▸ WORK TO DO
Reproduce all lines of the listing below in which the word "如不能解决" occurs.
-- START INFORMATION PROVIDED --
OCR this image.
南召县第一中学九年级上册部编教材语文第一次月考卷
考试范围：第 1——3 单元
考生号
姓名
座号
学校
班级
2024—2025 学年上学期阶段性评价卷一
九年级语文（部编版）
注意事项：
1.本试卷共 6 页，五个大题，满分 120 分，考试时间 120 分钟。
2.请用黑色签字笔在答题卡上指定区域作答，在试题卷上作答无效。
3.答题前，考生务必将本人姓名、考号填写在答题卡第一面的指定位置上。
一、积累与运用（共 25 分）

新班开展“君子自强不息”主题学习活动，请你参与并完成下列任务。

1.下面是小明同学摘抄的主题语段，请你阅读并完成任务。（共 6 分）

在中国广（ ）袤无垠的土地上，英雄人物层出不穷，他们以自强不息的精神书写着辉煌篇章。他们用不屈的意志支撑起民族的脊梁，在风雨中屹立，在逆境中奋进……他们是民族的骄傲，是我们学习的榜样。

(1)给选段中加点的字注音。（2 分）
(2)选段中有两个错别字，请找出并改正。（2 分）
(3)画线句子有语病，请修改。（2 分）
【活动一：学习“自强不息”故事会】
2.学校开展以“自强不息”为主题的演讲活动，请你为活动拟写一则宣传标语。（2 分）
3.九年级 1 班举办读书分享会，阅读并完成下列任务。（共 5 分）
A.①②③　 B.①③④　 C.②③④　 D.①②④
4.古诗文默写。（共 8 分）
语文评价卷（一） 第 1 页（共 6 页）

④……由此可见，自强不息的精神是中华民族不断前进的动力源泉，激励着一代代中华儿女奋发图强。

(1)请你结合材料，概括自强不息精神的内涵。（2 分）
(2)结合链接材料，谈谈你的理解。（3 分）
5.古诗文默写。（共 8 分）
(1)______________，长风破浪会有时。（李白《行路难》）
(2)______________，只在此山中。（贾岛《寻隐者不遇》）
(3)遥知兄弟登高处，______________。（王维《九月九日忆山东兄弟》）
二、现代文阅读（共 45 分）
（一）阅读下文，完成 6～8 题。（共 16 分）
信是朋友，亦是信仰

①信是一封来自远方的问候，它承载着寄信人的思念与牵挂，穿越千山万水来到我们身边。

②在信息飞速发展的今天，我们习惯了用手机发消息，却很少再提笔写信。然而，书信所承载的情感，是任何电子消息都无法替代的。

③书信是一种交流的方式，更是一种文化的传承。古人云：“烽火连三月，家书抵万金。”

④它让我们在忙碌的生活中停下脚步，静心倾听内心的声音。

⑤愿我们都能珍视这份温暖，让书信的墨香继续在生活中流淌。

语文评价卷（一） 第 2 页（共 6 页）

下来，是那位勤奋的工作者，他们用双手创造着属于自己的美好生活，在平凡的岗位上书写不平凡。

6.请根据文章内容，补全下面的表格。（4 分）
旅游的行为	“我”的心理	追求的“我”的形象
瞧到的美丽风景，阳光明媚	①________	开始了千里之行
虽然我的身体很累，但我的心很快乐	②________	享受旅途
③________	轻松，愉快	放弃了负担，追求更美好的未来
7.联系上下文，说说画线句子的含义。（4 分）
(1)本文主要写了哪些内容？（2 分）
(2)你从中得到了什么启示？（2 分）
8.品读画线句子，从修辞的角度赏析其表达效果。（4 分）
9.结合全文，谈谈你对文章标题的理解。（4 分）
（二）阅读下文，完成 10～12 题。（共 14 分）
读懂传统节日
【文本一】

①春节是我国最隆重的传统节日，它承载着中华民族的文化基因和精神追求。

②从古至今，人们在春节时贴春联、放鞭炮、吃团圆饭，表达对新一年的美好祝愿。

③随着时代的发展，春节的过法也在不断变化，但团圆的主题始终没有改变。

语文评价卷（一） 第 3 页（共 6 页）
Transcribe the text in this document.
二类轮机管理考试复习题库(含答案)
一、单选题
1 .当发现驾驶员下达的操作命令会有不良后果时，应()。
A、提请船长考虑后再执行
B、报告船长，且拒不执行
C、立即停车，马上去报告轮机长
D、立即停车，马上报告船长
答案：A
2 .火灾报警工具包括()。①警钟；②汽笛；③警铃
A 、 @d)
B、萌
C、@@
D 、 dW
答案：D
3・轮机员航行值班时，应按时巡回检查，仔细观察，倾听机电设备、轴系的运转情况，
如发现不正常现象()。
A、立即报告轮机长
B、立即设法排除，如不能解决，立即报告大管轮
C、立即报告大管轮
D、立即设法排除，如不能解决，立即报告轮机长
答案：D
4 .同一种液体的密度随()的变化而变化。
-- END INFORMATION PROVIDED --
▸ EXPECTED OUTPUT
B、立即设法排除，如不能解决，立即报告大管轮
D、立即设法排除，如不能解决，立即报告轮机长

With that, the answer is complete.